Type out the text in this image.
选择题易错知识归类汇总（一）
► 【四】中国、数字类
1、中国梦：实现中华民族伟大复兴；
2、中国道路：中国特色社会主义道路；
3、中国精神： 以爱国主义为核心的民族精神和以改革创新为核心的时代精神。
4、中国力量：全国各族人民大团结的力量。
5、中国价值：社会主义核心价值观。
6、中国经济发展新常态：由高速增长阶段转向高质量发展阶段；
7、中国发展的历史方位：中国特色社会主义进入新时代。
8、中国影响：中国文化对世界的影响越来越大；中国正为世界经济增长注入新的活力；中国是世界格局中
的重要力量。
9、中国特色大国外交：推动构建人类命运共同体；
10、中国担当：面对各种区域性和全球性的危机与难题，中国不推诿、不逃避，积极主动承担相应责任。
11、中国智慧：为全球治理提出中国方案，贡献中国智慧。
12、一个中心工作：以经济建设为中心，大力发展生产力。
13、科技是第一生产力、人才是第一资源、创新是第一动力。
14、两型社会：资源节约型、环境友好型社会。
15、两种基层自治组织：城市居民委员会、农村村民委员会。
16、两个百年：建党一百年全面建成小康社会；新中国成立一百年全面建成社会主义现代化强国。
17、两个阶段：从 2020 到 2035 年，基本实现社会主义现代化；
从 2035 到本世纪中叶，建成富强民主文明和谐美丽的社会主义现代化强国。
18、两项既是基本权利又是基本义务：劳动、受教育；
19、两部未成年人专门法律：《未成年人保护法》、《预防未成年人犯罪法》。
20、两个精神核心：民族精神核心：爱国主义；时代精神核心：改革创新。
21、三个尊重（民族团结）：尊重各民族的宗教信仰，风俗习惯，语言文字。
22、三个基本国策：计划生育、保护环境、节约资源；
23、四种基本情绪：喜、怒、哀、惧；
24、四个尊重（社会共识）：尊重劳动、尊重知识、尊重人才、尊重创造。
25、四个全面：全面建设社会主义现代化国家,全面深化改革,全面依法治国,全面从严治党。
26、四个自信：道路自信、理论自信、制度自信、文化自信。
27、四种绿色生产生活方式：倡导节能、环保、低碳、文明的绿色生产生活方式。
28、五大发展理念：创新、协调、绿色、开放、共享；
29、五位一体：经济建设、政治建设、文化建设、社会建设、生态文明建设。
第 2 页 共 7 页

...

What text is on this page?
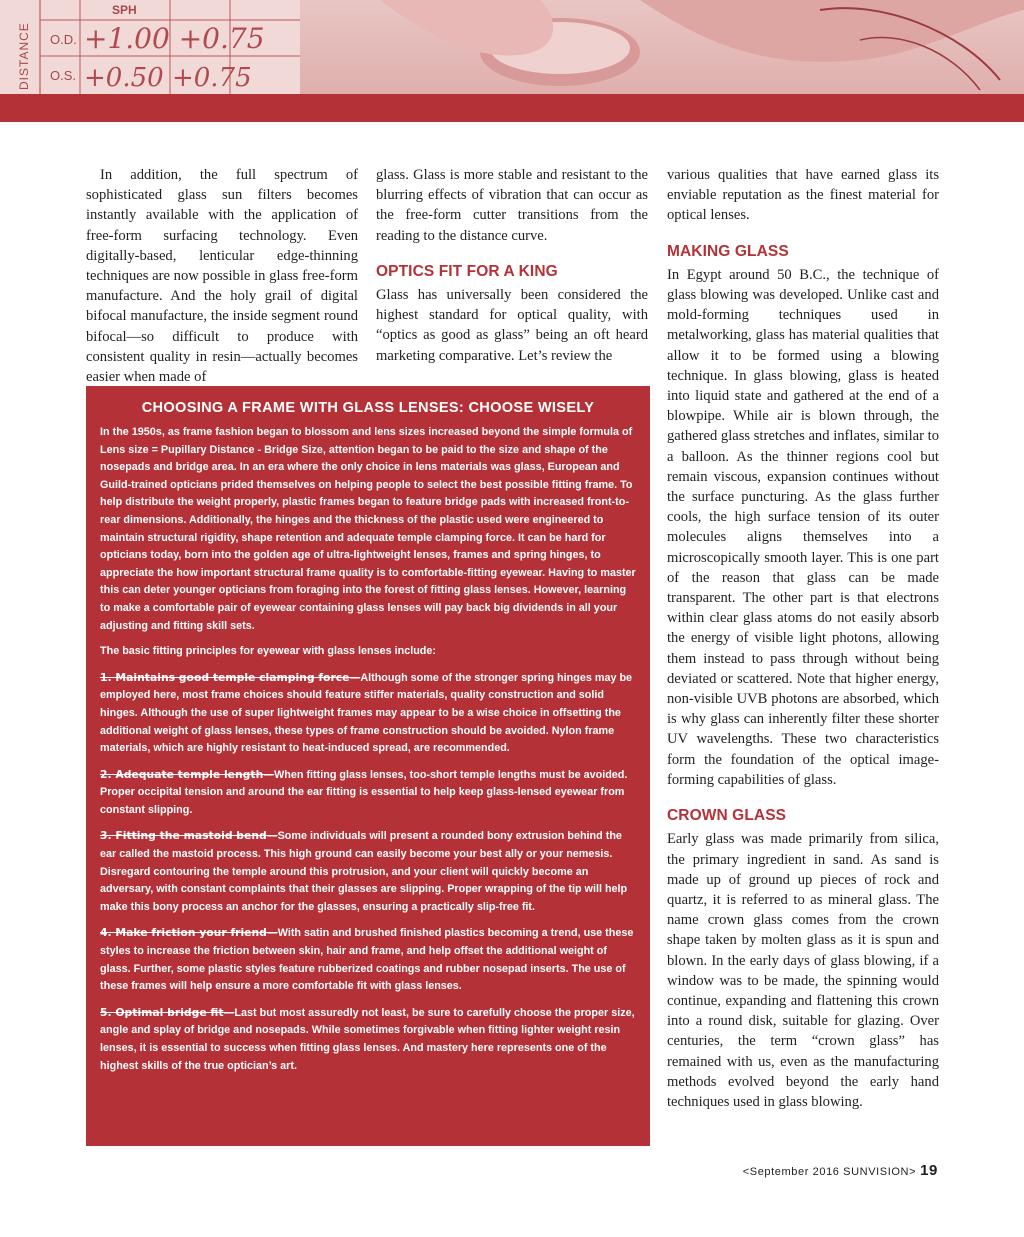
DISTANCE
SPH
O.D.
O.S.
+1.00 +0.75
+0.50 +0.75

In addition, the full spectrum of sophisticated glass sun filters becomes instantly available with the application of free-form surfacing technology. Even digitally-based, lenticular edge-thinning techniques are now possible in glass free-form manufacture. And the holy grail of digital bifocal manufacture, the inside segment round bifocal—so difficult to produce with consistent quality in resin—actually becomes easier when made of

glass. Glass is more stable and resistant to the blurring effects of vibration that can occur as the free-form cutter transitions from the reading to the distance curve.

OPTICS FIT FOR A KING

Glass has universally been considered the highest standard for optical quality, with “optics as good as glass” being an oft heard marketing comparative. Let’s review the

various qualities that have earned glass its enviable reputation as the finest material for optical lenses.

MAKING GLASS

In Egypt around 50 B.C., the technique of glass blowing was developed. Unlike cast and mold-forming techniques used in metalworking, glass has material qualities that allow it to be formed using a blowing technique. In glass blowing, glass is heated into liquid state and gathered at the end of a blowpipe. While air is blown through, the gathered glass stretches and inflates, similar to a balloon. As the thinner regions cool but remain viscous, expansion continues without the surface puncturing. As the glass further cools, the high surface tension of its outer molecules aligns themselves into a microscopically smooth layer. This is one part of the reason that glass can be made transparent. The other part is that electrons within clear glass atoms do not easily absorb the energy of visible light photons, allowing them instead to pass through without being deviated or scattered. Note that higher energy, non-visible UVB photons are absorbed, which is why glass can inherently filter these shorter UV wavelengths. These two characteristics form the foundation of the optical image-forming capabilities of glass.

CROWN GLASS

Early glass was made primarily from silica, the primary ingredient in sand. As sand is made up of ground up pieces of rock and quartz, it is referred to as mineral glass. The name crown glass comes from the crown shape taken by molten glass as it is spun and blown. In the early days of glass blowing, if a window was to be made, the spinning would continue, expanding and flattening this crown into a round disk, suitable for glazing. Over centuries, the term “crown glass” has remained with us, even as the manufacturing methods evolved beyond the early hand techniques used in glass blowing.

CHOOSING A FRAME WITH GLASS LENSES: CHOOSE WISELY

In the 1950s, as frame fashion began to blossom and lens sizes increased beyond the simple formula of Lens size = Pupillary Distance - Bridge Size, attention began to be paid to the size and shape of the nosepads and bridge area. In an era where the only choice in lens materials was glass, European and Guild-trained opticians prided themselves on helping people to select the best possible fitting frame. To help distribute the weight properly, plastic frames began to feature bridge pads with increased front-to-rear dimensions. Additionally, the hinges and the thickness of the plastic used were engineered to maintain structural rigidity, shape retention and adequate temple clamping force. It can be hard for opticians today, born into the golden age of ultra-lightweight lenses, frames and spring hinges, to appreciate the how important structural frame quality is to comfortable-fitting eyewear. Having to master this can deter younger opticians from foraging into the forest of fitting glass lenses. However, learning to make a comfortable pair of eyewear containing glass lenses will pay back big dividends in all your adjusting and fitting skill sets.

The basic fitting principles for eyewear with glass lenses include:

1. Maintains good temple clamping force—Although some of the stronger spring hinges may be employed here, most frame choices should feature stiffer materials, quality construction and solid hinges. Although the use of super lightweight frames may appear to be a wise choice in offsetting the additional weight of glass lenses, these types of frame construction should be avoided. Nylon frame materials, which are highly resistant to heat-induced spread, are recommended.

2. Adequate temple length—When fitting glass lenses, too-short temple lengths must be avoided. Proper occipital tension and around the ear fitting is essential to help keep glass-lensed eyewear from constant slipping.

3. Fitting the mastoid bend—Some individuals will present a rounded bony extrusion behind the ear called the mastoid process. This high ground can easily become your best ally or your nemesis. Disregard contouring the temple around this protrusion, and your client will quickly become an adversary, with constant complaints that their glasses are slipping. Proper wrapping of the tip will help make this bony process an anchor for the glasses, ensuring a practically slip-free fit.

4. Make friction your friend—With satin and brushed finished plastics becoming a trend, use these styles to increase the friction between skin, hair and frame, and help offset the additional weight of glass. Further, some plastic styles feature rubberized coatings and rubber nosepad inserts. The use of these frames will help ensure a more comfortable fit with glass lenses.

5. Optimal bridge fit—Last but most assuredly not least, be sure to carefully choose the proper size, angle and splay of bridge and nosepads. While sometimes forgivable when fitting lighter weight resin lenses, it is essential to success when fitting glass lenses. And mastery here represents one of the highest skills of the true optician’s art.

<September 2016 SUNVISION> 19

## Objective:
Of the lines in the material, how many include "slipping"? Respond with the number alone.

## Answer to the problem:
2